### Stored data
===============

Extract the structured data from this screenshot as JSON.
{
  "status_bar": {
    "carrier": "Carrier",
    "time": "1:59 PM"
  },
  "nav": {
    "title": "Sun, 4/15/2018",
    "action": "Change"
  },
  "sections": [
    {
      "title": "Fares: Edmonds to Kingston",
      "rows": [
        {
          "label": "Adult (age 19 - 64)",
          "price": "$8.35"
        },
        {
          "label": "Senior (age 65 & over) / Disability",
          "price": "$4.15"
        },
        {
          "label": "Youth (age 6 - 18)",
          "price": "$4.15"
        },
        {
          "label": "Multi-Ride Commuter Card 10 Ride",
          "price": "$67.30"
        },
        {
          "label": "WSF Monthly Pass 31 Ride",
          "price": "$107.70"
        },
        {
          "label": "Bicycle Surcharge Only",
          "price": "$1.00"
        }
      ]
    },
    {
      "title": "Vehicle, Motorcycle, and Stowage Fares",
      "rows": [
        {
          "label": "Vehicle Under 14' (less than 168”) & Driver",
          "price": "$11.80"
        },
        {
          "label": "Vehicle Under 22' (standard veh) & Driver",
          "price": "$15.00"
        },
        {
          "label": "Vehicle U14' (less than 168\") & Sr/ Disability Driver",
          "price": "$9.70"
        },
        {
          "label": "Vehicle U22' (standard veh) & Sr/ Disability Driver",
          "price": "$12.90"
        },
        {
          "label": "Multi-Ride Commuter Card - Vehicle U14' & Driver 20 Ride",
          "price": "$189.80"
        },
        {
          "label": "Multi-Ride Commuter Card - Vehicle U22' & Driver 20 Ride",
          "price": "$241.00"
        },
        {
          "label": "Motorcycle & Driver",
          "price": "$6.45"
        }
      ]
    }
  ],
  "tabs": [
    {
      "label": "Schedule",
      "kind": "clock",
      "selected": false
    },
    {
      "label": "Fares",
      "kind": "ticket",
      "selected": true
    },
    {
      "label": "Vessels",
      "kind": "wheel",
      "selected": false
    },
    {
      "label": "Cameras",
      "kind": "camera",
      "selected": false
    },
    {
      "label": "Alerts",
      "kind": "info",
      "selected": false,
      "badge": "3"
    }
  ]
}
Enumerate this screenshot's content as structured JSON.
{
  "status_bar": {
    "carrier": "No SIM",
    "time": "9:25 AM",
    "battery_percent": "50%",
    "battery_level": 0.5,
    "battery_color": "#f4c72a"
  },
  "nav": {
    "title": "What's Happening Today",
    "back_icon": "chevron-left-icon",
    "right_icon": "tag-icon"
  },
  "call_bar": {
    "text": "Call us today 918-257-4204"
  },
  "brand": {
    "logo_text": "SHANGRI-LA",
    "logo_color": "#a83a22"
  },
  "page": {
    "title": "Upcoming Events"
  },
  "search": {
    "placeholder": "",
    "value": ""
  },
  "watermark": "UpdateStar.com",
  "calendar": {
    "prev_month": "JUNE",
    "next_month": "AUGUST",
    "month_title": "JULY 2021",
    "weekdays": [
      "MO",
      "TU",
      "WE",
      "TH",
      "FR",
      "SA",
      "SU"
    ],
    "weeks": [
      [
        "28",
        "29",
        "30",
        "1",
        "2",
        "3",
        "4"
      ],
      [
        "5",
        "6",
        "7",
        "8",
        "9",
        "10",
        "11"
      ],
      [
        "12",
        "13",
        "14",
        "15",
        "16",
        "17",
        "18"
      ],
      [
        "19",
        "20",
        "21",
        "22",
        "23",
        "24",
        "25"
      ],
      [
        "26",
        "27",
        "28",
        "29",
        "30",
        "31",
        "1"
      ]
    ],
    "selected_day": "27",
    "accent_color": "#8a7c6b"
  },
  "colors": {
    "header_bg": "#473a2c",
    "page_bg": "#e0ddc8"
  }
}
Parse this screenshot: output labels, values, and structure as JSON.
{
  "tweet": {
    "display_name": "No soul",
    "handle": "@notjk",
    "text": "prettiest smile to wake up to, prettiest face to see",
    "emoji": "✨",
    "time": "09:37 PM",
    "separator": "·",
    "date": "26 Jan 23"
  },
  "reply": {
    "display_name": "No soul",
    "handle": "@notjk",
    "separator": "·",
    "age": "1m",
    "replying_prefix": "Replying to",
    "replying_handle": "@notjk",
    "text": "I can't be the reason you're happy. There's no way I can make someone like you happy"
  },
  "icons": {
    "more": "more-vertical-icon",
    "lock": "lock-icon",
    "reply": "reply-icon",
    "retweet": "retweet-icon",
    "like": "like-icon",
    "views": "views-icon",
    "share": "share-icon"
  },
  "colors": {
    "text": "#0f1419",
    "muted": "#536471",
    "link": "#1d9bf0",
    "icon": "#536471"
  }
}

===============

### The request
Find every line that includes the string "than". Report how many there are and nothing else.

### The solution
2